*Bloc de texte:*
::::::
Soutien budgétaire: pourquoi Draghi a raison... et pas Merkel
Par Olivier Passet, directeur des synthèses économiques de Xerfi
La
Tribune publie chaque jour des extraits issus des analyses diffusées
sur Xerfi Canal. Aujourd'hui, un soutien budgétaire européen devient
impératif.
A
Jackson Hole, le 22 août dernier, Mario Draghi brise un tabou lorsqu'il
affirme que la politique monétaire ne peut pas à elle seule
contrecarrer la dépression européenne et qu'elle a besoin de l'appui
des politiques budgétaires.
Il bouscule ainsi le confortable compromis dans lequel s'étaient installées les autorités européennes.
D'un côté, les Etats auraient pour mission de mener à bien les réformes
structurelles et l'assainissement budgétaire nécessaire au
rétablissement de leur offre. De l'autre, la BCE interviendrait sur le
front de la demande, en impulsant le crédit aux entreprises comme
antidote de l'impact récessif des politiques d'ajustement.
::::::
*Objectifs:*
a: Recopiez à l'identique les lignes du listing, depuis son début jusqu'à la ligne contenant "category-label: Stir fried", incluse.
b: Rédigez la suite du texte sur le soutien budgétaire européen, en reprenant juste après sa dernière phrase.

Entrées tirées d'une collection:
::::::
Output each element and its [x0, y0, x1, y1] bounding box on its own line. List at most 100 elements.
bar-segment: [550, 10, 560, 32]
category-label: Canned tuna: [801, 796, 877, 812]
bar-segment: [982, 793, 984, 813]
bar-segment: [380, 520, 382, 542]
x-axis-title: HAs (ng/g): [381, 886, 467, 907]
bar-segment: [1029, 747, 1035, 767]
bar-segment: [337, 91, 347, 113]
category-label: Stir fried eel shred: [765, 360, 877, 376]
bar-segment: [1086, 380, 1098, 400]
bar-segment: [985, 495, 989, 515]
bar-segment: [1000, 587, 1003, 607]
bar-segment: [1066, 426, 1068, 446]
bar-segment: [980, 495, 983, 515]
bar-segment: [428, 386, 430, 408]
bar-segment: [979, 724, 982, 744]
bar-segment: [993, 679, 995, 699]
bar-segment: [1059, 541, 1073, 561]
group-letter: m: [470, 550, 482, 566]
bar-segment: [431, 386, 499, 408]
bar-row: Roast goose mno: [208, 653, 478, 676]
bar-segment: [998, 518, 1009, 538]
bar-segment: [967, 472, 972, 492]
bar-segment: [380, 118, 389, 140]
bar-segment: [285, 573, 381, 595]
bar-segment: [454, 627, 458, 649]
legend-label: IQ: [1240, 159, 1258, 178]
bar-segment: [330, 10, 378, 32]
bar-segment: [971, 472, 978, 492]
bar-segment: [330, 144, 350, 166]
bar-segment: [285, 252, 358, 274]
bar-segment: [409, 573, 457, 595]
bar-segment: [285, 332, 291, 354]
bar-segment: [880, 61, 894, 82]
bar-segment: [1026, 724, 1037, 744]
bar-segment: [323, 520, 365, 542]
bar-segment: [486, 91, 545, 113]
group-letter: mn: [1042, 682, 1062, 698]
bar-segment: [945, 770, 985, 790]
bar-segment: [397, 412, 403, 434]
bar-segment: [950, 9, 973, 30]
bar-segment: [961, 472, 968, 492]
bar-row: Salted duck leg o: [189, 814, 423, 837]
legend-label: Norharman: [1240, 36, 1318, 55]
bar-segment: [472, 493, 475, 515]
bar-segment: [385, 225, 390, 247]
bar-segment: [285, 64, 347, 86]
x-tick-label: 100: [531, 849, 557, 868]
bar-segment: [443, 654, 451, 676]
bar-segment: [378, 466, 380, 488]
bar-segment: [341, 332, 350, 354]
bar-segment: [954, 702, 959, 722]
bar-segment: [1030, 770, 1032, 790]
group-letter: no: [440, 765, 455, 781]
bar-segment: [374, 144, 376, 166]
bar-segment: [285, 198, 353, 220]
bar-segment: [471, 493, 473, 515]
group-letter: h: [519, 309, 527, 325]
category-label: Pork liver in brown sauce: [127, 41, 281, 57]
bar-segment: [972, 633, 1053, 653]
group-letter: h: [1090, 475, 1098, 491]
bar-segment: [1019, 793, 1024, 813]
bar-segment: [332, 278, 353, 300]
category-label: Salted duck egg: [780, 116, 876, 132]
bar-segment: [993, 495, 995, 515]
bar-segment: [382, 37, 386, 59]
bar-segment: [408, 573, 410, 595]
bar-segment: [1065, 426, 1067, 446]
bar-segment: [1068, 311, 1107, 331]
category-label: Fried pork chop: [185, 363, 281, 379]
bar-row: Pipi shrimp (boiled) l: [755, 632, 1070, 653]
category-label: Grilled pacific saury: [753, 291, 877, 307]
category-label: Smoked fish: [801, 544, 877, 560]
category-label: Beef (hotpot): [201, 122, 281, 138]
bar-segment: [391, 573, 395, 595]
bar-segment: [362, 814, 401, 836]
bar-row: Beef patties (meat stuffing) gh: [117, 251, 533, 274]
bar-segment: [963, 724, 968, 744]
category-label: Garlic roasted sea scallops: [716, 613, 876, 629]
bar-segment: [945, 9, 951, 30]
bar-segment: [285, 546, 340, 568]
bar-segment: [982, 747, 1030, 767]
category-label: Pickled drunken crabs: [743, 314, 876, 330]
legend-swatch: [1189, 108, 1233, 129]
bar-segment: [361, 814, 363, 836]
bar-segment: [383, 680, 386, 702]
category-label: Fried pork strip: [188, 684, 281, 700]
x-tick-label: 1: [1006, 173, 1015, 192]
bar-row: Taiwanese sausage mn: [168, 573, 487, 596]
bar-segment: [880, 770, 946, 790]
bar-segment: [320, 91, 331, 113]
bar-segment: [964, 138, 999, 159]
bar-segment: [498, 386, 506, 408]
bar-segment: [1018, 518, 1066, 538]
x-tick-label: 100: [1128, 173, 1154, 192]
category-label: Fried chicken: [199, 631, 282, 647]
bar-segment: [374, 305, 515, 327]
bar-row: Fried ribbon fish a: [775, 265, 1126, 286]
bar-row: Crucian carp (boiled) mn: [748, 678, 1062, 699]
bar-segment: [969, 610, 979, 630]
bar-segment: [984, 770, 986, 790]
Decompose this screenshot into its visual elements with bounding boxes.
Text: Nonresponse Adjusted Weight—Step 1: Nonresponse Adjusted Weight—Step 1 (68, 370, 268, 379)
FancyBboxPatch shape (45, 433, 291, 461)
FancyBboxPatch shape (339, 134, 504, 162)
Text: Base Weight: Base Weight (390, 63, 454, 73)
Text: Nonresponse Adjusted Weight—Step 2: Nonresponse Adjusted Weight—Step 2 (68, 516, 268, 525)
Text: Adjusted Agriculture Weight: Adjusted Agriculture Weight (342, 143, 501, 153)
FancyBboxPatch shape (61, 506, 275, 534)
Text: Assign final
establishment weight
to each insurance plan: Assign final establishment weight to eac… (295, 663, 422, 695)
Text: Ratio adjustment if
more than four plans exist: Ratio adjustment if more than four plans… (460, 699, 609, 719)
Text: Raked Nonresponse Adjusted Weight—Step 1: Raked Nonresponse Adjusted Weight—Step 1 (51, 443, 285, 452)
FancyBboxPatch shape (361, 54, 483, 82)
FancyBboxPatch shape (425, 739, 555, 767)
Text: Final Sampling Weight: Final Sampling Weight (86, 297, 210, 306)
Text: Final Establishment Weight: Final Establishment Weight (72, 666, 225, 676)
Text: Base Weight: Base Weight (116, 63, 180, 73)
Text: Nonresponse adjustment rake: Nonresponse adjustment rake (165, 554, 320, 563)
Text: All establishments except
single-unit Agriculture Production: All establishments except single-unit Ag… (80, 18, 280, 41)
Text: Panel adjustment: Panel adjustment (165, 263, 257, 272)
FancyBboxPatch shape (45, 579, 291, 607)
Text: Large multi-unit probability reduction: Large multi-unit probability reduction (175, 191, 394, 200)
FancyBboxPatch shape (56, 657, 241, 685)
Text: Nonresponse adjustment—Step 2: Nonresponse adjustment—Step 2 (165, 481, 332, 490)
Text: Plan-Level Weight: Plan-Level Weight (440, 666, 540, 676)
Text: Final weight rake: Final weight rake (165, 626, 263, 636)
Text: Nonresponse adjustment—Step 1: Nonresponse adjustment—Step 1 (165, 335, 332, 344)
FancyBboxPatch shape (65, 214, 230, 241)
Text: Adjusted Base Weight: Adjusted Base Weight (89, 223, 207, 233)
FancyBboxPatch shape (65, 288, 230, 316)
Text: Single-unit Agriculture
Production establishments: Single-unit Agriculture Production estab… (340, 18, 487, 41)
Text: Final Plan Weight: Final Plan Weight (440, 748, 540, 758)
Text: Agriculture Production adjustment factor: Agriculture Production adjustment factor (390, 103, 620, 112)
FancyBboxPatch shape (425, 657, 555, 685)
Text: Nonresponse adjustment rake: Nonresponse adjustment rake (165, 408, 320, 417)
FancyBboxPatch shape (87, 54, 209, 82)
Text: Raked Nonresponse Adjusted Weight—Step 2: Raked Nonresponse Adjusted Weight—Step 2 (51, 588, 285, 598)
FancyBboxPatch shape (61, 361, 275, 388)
::::::
*Réponses aux exercices:*
a:
Output each element and its [x0, y0, x1, y1] bounding box on its own line. List at most 100 elements.
bar-segment: [550, 10, 560, 32]
category-label: Canned tuna: [801, 796, 877, 812]
bar-segment: [982, 793, 984, 813]
bar-segment: [380, 520, 382, 542]
x-axis-title: HAs (ng/g): [381, 886, 467, 907]
bar-segment: [1029, 747, 1035, 767]
bar-segment: [337, 91, 347, 113]
category-label: Stir fried eel shred: [765, 360, 877, 376]

b:
L'enjeu de la coordination européenne résiderait alors tout entier dans
ce que l'on appelle le policy-mix, la politique budgétaire appuyant sur
le frein, la politique monétaire sur l'accélérateur, pour un résultat
neutre sur la croissance au final. Autrement dit, dans ce jeu de rôle,
l'épineuse question de la coordination se résumerait à celle des
instruments de politique économique.
Deux points bloquent la BCE
La rechute de l'activité européenne douche maintenant les espoirs de
ceux qui pensaient pouvoir faire l'impasse sur la coordination des
politiques nationales et révèle les limites du partage des rôles entre
les Etats d'un côté et la banque centrale de l'autre. La BCE bute en
effet sur deux écueils.
Premièrement, le trou d'air de l'activité est bel et bien là et le
quantative easing annoncé à grand renfort médiatique, en juin est
encore dans les limbes. Le bilan de la BCE n'en porte toujours pas la
trace et lorsque l'on connaît les délais qui séparent les impulsions et
leurs résultats tangibles sur l'économie réelle, l'inflexion politique
de la BCE est arrivée bien tardivement.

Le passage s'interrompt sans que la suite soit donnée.